Problem :: Reproduce the full listing below unchanged, apart from the pictures.

Data lines ::
++++++++++++++++++++
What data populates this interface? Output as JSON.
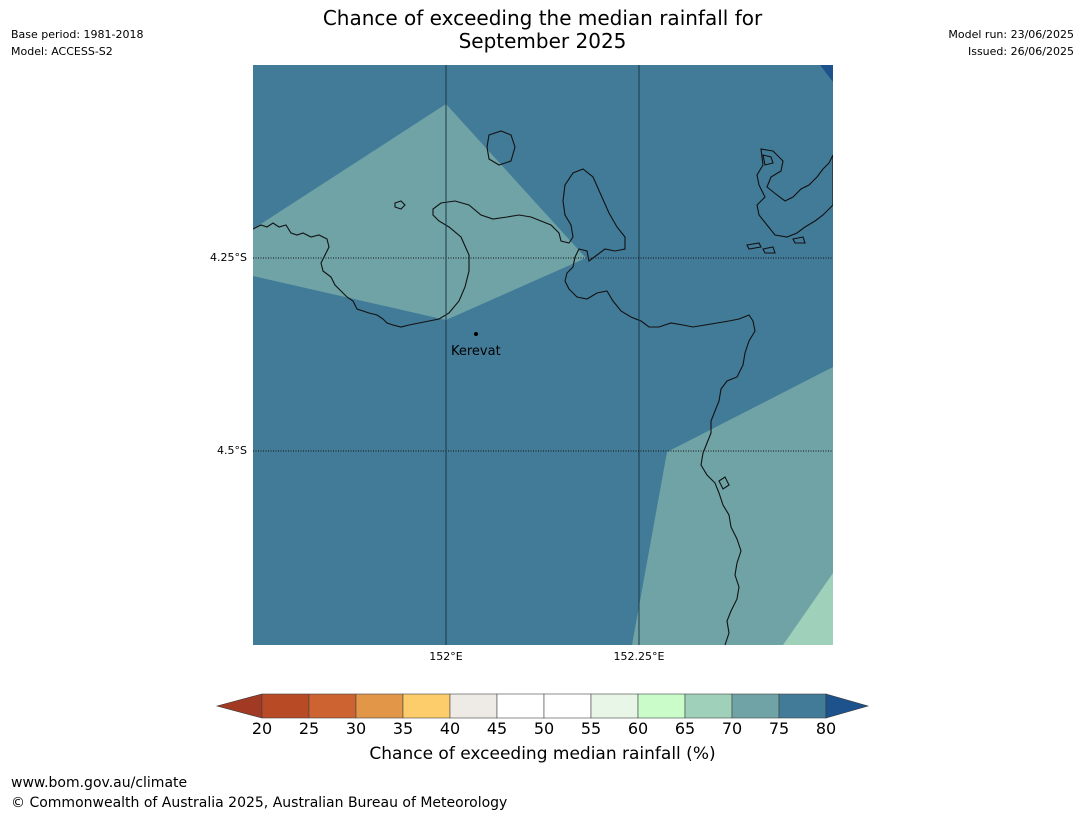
{
  "title": {
    "line1": "Chance of exceeding the median rainfall for",
    "line2": "September 2025"
  },
  "meta_left": {
    "base_period": "Base period: 1981-2018",
    "model": "Model: ACCESS-S2"
  },
  "meta_right": {
    "model_run": "Model run: 23/06/2025",
    "issued": "Issued: 26/06/2025"
  },
  "map": {
    "place_label": "Kerevat",
    "lat_labels": [
      "4.25°S",
      "4.5°S"
    ],
    "lon_labels": [
      "152°E",
      "152.25°E"
    ],
    "colors": {
      "base_70_75": "#427b98",
      "zone_65_70": "#6fa3a6",
      "zone_60_65": "#9fd0b9",
      "zone_above_80": "#1d528c",
      "coastline": "#111111"
    }
  },
  "colorbar": {
    "label": "Chance of exceeding median rainfall (%)",
    "ticks": [
      "20",
      "25",
      "30",
      "35",
      "40",
      "45",
      "50",
      "55",
      "60",
      "65",
      "70",
      "75",
      "80"
    ],
    "colors": [
      "#a23a23",
      "#b84a26",
      "#cd6330",
      "#e29648",
      "#fdcd6b",
      "#eeebe6",
      "#ffffff",
      "#ffffff",
      "#e8f6e8",
      "#c9fcc9",
      "#9fd0b9",
      "#6fa3a6",
      "#427b98",
      "#1d528c"
    ]
  },
  "footer": {
    "url": "www.bom.gov.au/climate",
    "copyright": "© Commonwealth of Australia 2025, Australian Bureau of Meteorology"
  }
}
++++++++++++++++++++
Response for this exercise ::
What data populates this interface? Output as JSON.
{
  "title": {
    "line1": "Chance of exceeding the median rainfall for",
    "line2": "September 2025"
  },
  "meta_left": {
    "base_period": "Base period: 1981-2018",
    "model": "Model: ACCESS-S2"
  },
  "meta_right": {
    "model_run": "Model run: 23/06/2025",
    "issued": "Issued: 26/06/2025"
  },
  "map": {
    "place_label": "Kerevat",
    "lat_labels": [
      "4.25°S",
      "4.5°S"
    ],
    "lon_labels": [
      "152°E",
      "152.25°E"
    ],
    "colors": {
      "base_70_75": "#427b98",
      "zone_65_70": "#6fa3a6",
      "zone_60_65": "#9fd0b9",
      "zone_above_80": "#1d528c",
      "coastline": "#111111"
    }
  },
  "colorbar": {
    "label": "Chance of exceeding median rainfall (%)",
    "ticks": [
      "20",
      "25",
      "30",
      "35",
      "40",
      "45",
      "50",
      "55",
      "60",
      "65",
      "70",
      "75",
      "80"
    ],
    "colors": [
      "#a23a23",
      "#b84a26",
      "#cd6330",
      "#e29648",
      "#fdcd6b",
      "#eeebe6",
      "#ffffff",
      "#ffffff",
      "#e8f6e8",
      "#c9fcc9",
      "#9fd0b9",
      "#6fa3a6",
      "#427b98",
      "#1d528c"
    ]
  },
  "footer": {
    "url": "www.bom.gov.au/climate",
    "copyright": "© Commonwealth of Australia 2025, Australian Bureau of Meteorology"
  }
}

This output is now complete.